Task directions
Restate each entry word for word, leaving nothing out.

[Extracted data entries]
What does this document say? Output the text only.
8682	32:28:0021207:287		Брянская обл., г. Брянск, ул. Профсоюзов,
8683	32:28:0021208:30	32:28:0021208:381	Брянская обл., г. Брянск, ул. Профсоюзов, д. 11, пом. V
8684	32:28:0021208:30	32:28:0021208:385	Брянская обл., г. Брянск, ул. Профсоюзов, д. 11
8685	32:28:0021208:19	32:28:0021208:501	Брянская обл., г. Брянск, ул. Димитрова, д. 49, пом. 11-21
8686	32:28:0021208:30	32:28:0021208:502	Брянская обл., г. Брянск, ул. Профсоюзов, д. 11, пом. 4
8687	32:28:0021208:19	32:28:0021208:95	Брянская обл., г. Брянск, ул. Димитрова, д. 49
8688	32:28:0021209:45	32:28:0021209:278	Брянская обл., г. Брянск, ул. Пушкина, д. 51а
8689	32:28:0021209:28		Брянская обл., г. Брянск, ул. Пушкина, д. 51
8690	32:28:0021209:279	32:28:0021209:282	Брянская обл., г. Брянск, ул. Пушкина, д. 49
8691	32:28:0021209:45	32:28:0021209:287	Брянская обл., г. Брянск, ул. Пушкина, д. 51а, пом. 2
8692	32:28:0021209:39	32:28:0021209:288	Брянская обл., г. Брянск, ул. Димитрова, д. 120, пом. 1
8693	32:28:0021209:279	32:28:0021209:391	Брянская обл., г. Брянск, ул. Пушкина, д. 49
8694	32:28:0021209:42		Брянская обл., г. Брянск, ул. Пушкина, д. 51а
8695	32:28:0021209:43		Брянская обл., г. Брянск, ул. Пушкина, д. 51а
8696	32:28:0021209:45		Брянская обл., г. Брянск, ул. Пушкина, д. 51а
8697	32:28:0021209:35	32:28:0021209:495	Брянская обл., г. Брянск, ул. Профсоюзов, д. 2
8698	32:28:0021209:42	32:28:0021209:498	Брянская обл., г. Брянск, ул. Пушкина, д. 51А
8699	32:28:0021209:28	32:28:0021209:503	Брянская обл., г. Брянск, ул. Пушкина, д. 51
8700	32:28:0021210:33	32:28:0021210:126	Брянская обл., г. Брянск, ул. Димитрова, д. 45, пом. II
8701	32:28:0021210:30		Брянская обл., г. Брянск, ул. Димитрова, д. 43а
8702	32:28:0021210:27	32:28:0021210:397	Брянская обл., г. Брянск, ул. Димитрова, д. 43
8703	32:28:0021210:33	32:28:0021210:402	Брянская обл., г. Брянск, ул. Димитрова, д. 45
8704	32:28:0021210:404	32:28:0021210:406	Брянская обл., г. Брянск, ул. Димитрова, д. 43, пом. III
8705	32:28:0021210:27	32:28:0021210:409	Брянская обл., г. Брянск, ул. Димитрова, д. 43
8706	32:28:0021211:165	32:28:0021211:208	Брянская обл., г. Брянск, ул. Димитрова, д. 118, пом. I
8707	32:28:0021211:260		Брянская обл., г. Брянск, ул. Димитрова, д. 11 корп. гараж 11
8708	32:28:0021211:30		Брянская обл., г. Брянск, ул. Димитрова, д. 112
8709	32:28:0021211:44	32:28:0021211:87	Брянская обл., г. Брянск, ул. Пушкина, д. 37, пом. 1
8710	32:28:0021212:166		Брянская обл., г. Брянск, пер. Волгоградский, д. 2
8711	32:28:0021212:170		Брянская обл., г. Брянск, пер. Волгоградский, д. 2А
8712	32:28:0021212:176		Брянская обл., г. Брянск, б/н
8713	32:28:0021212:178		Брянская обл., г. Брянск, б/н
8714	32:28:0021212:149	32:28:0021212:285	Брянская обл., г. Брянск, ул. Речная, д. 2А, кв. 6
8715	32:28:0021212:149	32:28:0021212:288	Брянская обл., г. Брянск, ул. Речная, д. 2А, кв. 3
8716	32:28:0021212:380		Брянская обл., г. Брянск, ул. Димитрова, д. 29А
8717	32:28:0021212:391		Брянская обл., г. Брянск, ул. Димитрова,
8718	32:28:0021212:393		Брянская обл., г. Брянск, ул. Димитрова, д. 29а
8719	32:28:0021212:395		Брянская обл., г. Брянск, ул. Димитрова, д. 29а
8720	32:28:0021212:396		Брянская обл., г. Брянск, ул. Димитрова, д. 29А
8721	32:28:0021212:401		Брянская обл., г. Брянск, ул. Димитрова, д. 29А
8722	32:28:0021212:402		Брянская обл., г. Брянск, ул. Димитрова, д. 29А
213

Completed exercise
What does this document say? Output the text only.
8682	32:28:0021207:287		Брянская обл., г. Брянск, ул. Профсоюзов,
8683	32:28:0021208:30	32:28:0021208:381	Брянская обл., г. Брянск, ул. Профсоюзов, д. 11, пом. V
8684	32:28:0021208:30	32:28:0021208:385	Брянская обл., г. Брянск, ул. Профсоюзов, д. 11
8685	32:28:0021208:19	32:28:0021208:501	Брянская обл., г. Брянск, ул. Димитрова, д. 49, пом. 11-21
8686	32:28:0021208:30	32:28:0021208:502	Брянская обл., г. Брянск, ул. Профсоюзов, д. 11, пом. 4
8687	32:28:0021208:19	32:28:0021208:95	Брянская обл., г. Брянск, ул. Димитрова, д. 49
8688	32:28:0021209:45	32:28:0021209:278	Брянская обл., г. Брянск, ул. Пушкина, д. 51а
8689	32:28:0021209:28		Брянская обл., г. Брянск, ул. Пушкина, д. 51
8690	32:28:0021209:279	32:28:0021209:282	Брянская обл., г. Брянск, ул. Пушкина, д. 49
8691	32:28:0021209:45	32:28:0021209:287	Брянская обл., г. Брянск, ул. Пушкина, д. 51а, пом. 2
8692	32:28:0021209:39	32:28:0021209:288	Брянская обл., г. Брянск, ул. Димитрова, д. 120, пом. 1
8693	32:28:0021209:279	32:28:0021209:391	Брянская обл., г. Брянск, ул. Пушкина, д. 49
8694	32:28:0021209:42		Брянская обл., г. Брянск, ул. Пушкина, д. 51а
8695	32:28:0021209:43		Брянская обл., г. Брянск, ул. Пушкина, д. 51а
8696	32:28:0021209:45		Брянская обл., г. Брянск, ул. Пушкина, д. 51а
8697	32:28:0021209:35	32:28:0021209:495	Брянская обл., г. Брянск, ул. Профсоюзов, д. 2
8698	32:28:0021209:42	32:28:0021209:498	Брянская обл., г. Брянск, ул. Пушкина, д. 51А
8699	32:28:0021209:28	32:28:0021209:503	Брянская обл., г. Брянск, ул. Пушкина, д. 51
8700	32:28:0021210:33	32:28:0021210:126	Брянская обл., г. Брянск, ул. Димитрова, д. 45, пом. II
8701	32:28:0021210:30		Брянская обл., г. Брянск, ул. Димитрова, д. 43а
8702	32:28:0021210:27	32:28:0021210:397	Брянская обл., г. Брянск, ул. Димитрова, д. 43
8703	32:28:0021210:33	32:28:0021210:402	Брянская обл., г. Брянск, ул. Димитрова, д. 45
8704	32:28:0021210:404	32:28:0021210:406	Брянская обл., г. Брянск, ул. Димитрова, д. 43, пом. III
8705	32:28:0021210:27	32:28:0021210:409	Брянская обл., г. Брянск, ул. Димитрова, д. 43
8706	32:28:0021211:165	32:28:0021211:208	Брянская обл., г. Брянск, ул. Димитрова, д. 118, пом. I
8707	32:28:0021211:260		Брянская обл., г. Брянск, ул. Димитрова, д. 11 корп. гараж 11
8708	32:28:0021211:30		Брянская обл., г. Брянск, ул. Димитрова, д. 112
8709	32:28:0021211:44	32:28:0021211:87	Брянская обл., г. Брянск, ул. Пушкина, д. 37, пом. 1
8710	32:28:0021212:166		Брянская обл., г. Брянск, пер. Волгоградский, д. 2
8711	32:28:0021212:170		Брянская обл., г. Брянск, пер. Волгоградский, д. 2А
8712	32:28:0021212:176		Брянская обл., г. Брянск, б/н
8713	32:28:0021212:178		Брянская обл., г. Брянск, б/н
8714	32:28:0021212:149	32:28:0021212:285	Брянская обл., г. Брянск, ул. Речная, д. 2А, кв. 6
8715	32:28:0021212:149	32:28:0021212:288	Брянская обл., г. Брянск, ул. Речная, д. 2А, кв. 3
8716	32:28:0021212:380		Брянская обл., г. Брянск, ул. Димитрова, д. 29А
8717	32:28:0021212:391		Брянская обл., г. Брянск, ул. Димитрова,
8718	32:28:0021212:393		Брянская обл., г. Брянск, ул. Димитрова, д. 29а
8719	32:28:0021212:395		Брянская обл., г. Брянск, ул. Димитрова, д. 29а
8720	32:28:0021212:396		Брянская обл., г. Брянск, ул. Димитрова, д. 29А
8721	32:28:0021212:401		Брянская обл., г. Брянск, ул. Димитрова, д. 29А
8722	32:28:0021212:402		Брянская обл., г. Брянск, ул. Димитрова, д. 29А
213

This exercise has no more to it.